>>>
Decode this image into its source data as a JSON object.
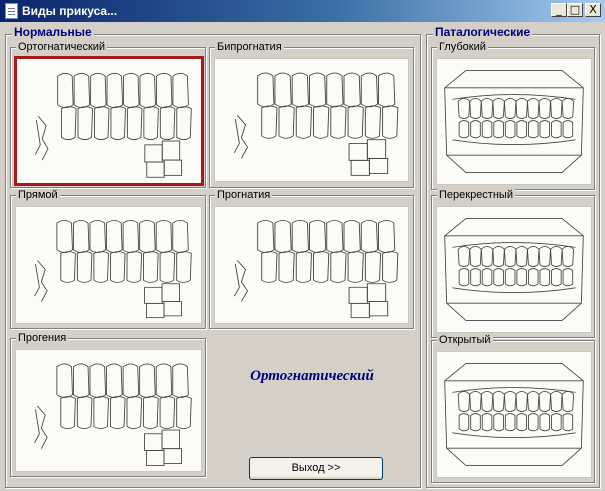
{
  "window": {
    "title": "Виды прикуса...",
    "buttons": {
      "minimize": "_",
      "maximize": "□",
      "close": "X"
    }
  },
  "groups": {
    "normal": "Нормальные",
    "pathological": "Паталогические"
  },
  "panels": [
    {
      "id": "orthognathic",
      "label": "Ортогнатический",
      "selected": true,
      "type": "side"
    },
    {
      "id": "biprognathia",
      "label": "Бипрогнатия",
      "selected": false,
      "type": "side"
    },
    {
      "id": "straight",
      "label": "Прямой",
      "selected": false,
      "type": "side"
    },
    {
      "id": "prognathia",
      "label": "Прогнатия",
      "selected": false,
      "type": "side"
    },
    {
      "id": "progenia",
      "label": "Прогения",
      "selected": false,
      "type": "side"
    },
    {
      "id": "deep",
      "label": "Глубокий",
      "selected": false,
      "type": "front"
    },
    {
      "id": "cross",
      "label": "Перекрестный",
      "selected": false,
      "type": "front"
    },
    {
      "id": "open",
      "label": "Открытый",
      "selected": false,
      "type": "front"
    }
  ],
  "selected_name": "Ортогнатический",
  "exit_button": "Выход >>",
  "colors": {
    "accent": "#000080",
    "selection": "#a51a1a",
    "titlebar": "#0a246a"
  }
}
<<<
# INSTRUCTIONS TO FOLLOW:
Output the entries above exactly. Drop the pictures.

# THE REPLY:
Decode this image into its source data as a JSON object.
{
  "window": {
    "title": "Виды прикуса...",
    "buttons": {
      "minimize": "_",
      "maximize": "□",
      "close": "X"
    }
  },
  "groups": {
    "normal": "Нормальные",
    "pathological": "Паталогические"
  },
  "panels": [
    {
      "id": "orthognathic",
      "label": "Ортогнатический",
      "selected": true,
      "type": "side"
    },
    {
      "id": "biprognathia",
      "label": "Бипрогнатия",
      "selected": false,
      "type": "side"
    },
    {
      "id": "straight",
      "label": "Прямой",
      "selected": false,
      "type": "side"
    },
    {
      "id": "prognathia",
      "label": "Прогнатия",
      "selected": false,
      "type": "side"
    },
    {
      "id": "progenia",
      "label": "Прогения",
      "selected": false,
      "type": "side"
    },
    {
      "id": "deep",
      "label": "Глубокий",
      "selected": false,
      "type": "front"
    },
    {
      "id": "cross",
      "label": "Перекрестный",
      "selected": false,
      "type": "front"
    },
    {
      "id": "open",
      "label": "Открытый",
      "selected": false,
      "type": "front"
    }
  ],
  "selected_name": "Ортогнатический",
  "exit_button": "Выход >>",
  "colors": {
    "accent": "#000080",
    "selection": "#a51a1a",
    "titlebar": "#0a246a"
  }
}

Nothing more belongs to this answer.